# [What the task asks]
All the entries need to be quoted exactly, apart from the pictures, which you should drop.

--- begin ---

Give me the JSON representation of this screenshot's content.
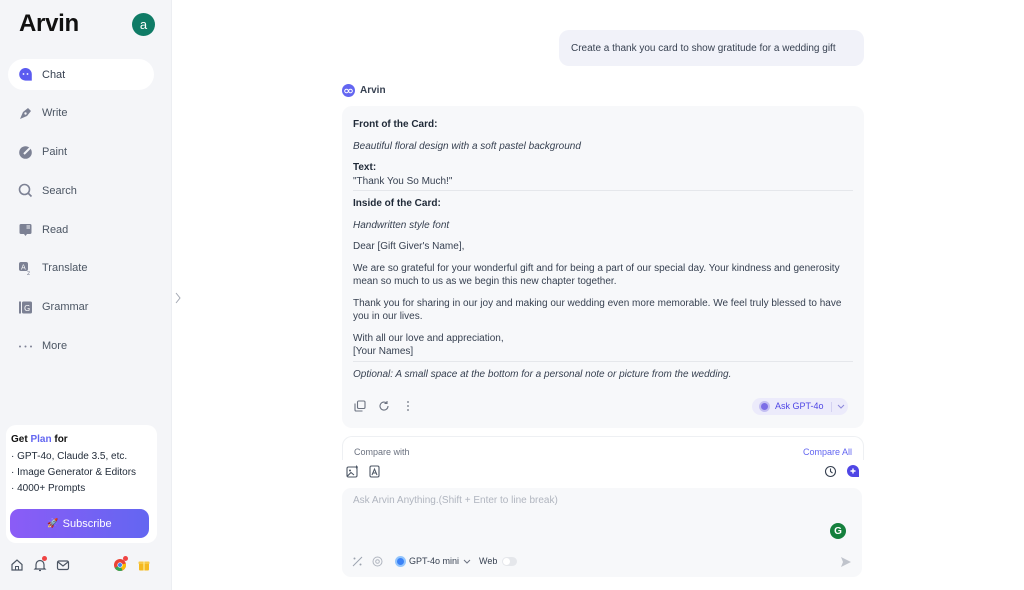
{
  "sidebar": {
    "logo": "Arvin",
    "avatar_initial": "a",
    "items": [
      {
        "label": "Chat",
        "icon": "chat-bubble-icon",
        "active": true
      },
      {
        "label": "Write",
        "icon": "pen-icon",
        "active": false
      },
      {
        "label": "Paint",
        "icon": "paint-brush-icon",
        "active": false
      },
      {
        "label": "Search",
        "icon": "search-icon",
        "active": false
      },
      {
        "label": "Read",
        "icon": "book-icon",
        "active": false
      },
      {
        "label": "Translate",
        "icon": "translate-icon",
        "active": false
      },
      {
        "label": "Grammar",
        "icon": "grammar-icon",
        "active": false
      },
      {
        "label": "More",
        "icon": "more-dots-icon",
        "active": false
      }
    ],
    "promo": {
      "title_prefix": "Get",
      "title_plan": "Plan",
      "title_suffix": "for",
      "lines": [
        "· GPT-4o, Claude 3.5, etc.",
        "· Image Generator & Editors",
        "· 4000+ Prompts"
      ],
      "subscribe_label": "Subscribe",
      "subscribe_emoji": "🚀"
    },
    "bottom_icons": [
      "home-icon",
      "bell-icon",
      "mail-icon",
      "chrome-icon",
      "gift-icon"
    ]
  },
  "chat": {
    "user_message": "Create a thank you card to show gratitude for a wedding gift",
    "bot_name": "Arvin",
    "response": {
      "front_heading": "Front of the Card:",
      "front_design": "Beautiful floral design with a soft pastel background",
      "text_label": "Text:",
      "text_value": "\"Thank You So Much!\"",
      "inside_heading": "Inside of the Card:",
      "inside_font": "Handwritten style font",
      "greeting": "Dear [Gift Giver's Name],",
      "para1": "We are so grateful for your wonderful gift and for being a part of our special day. Your kindness and generosity mean so much to us as we begin this new chapter together.",
      "para2": "Thank you for sharing in our joy and making our wedding even more memorable. We feel truly blessed to have you in our lives.",
      "closing": "With all our love and appreciation,",
      "signature": "[Your Names]",
      "optional": "Optional: A small space at the bottom for a personal note or picture from the wedding."
    },
    "ask_button": "Ask GPT-4o"
  },
  "compare": {
    "label": "Compare with",
    "compare_all": "Compare All"
  },
  "composer": {
    "placeholder": "Ask Arvin Anything.(Shift + Enter to line break)",
    "value": "",
    "model": "GPT-4o mini",
    "web_label": "Web",
    "web_enabled": false
  },
  "colors": {
    "accent": "#6366f1",
    "avatar": "#0f7b66"
  }
}
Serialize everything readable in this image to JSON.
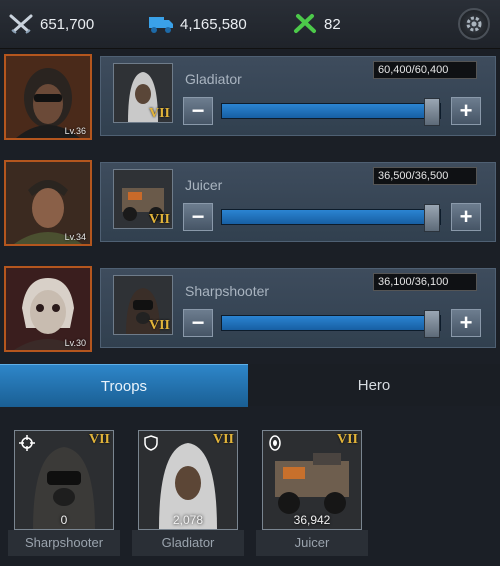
{
  "resources": {
    "power": {
      "icon": "crossed-swords-icon",
      "value": "651,700"
    },
    "load": {
      "icon": "truck-icon",
      "value": "4,165,580"
    },
    "repair": {
      "icon": "crossed-tools-icon",
      "value": "82"
    }
  },
  "rows": [
    {
      "hero_level": "Lv.36",
      "unit_name": "Gladiator",
      "tier": "VII",
      "count": "60,400/60,400",
      "slider_fraction": 1.0
    },
    {
      "hero_level": "Lv.34",
      "unit_name": "Juicer",
      "tier": "VII",
      "count": "36,500/36,500",
      "slider_fraction": 1.0
    },
    {
      "hero_level": "Lv.30",
      "unit_name": "Sharpshooter",
      "tier": "VII",
      "count": "36,100/36,100",
      "slider_fraction": 1.0
    }
  ],
  "tabs": {
    "troops": "Troops",
    "hero": "Hero",
    "active": "troops"
  },
  "troop_cards": [
    {
      "name": "Sharpshooter",
      "tier": "VII",
      "quantity": "0",
      "type_icon": "crosshair-icon"
    },
    {
      "name": "Gladiator",
      "tier": "VII",
      "quantity": "2,078",
      "type_icon": "shield-icon"
    },
    {
      "name": "Juicer",
      "tier": "VII",
      "quantity": "36,942",
      "type_icon": "wheel-icon"
    }
  ],
  "colors": {
    "accent_blue": "#2e86c9",
    "tier_gold": "#e2b43a",
    "portrait_border": "#b4561e"
  }
}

--- end ---

# [Answer below]
Give me the JSON representation of this screenshot's content.
{
  "sidebar": {
    "logo": "Arvin",
    "avatar_initial": "a",
    "items": [
      {
        "label": "Chat",
        "icon": "chat-bubble-icon",
        "active": true
      },
      {
        "label": "Write",
        "icon": "pen-icon",
        "active": false
      },
      {
        "label": "Paint",
        "icon": "paint-brush-icon",
        "active": false
      },
      {
        "label": "Search",
        "icon": "search-icon",
        "active": false
      },
      {
        "label": "Read",
        "icon": "book-icon",
        "active": false
      },
      {
        "label": "Translate",
        "icon": "translate-icon",
        "active": false
      },
      {
        "label": "Grammar",
        "icon": "grammar-icon",
        "active": false
      },
      {
        "label": "More",
        "icon": "more-dots-icon",
        "active": false
      }
    ],
    "promo": {
      "title_prefix": "Get",
      "title_plan": "Plan",
      "title_suffix": "for",
      "lines": [
        "· GPT-4o, Claude 3.5, etc.",
        "· Image Generator & Editors",
        "· 4000+ Prompts"
      ],
      "subscribe_label": "Subscribe",
      "subscribe_emoji": "🚀"
    },
    "bottom_icons": [
      "home-icon",
      "bell-icon",
      "mail-icon",
      "chrome-icon",
      "gift-icon"
    ]
  },
  "chat": {
    "user_message": "Create a thank you card to show gratitude for a wedding gift",
    "bot_name": "Arvin",
    "response": {
      "front_heading": "Front of the Card:",
      "front_design": "Beautiful floral design with a soft pastel background",
      "text_label": "Text:",
      "text_value": "\"Thank You So Much!\"",
      "inside_heading": "Inside of the Card:",
      "inside_font": "Handwritten style font",
      "greeting": "Dear [Gift Giver's Name],",
      "para1": "We are so grateful for your wonderful gift and for being a part of our special day. Your kindness and generosity mean so much to us as we begin this new chapter together.",
      "para2": "Thank you for sharing in our joy and making our wedding even more memorable. We feel truly blessed to have you in our lives.",
      "closing": "With all our love and appreciation,",
      "signature": "[Your Names]",
      "optional": "Optional: A small space at the bottom for a personal note or picture from the wedding."
    },
    "ask_button": "Ask GPT-4o"
  },
  "compare": {
    "label": "Compare with",
    "compare_all": "Compare All"
  },
  "composer": {
    "placeholder": "Ask Arvin Anything.(Shift + Enter to line break)",
    "value": "",
    "model": "GPT-4o mini",
    "web_label": "Web",
    "web_enabled": false
  },
  "colors": {
    "accent": "#6366f1",
    "avatar": "#0f7b66"
  }
}
Serialize everything readable in this image to JSON.
{
  "resources": {
    "power": {
      "icon": "crossed-swords-icon",
      "value": "651,700"
    },
    "load": {
      "icon": "truck-icon",
      "value": "4,165,580"
    },
    "repair": {
      "icon": "crossed-tools-icon",
      "value": "82"
    }
  },
  "rows": [
    {
      "hero_level": "Lv.36",
      "unit_name": "Gladiator",
      "tier": "VII",
      "count": "60,400/60,400",
      "slider_fraction": 1.0
    },
    {
      "hero_level": "Lv.34",
      "unit_name": "Juicer",
      "tier": "VII",
      "count": "36,500/36,500",
      "slider_fraction": 1.0
    },
    {
      "hero_level": "Lv.30",
      "unit_name": "Sharpshooter",
      "tier": "VII",
      "count": "36,100/36,100",
      "slider_fraction": 1.0
    }
  ],
  "tabs": {
    "troops": "Troops",
    "hero": "Hero",
    "active": "troops"
  },
  "troop_cards": [
    {
      "name": "Sharpshooter",
      "tier": "VII",
      "quantity": "0",
      "type_icon": "crosshair-icon"
    },
    {
      "name": "Gladiator",
      "tier": "VII",
      "quantity": "2,078",
      "type_icon": "shield-icon"
    },
    {
      "name": "Juicer",
      "tier": "VII",
      "quantity": "36,942",
      "type_icon": "wheel-icon"
    }
  ],
  "colors": {
    "accent_blue": "#2e86c9",
    "tier_gold": "#e2b43a",
    "portrait_border": "#b4561e"
  }
}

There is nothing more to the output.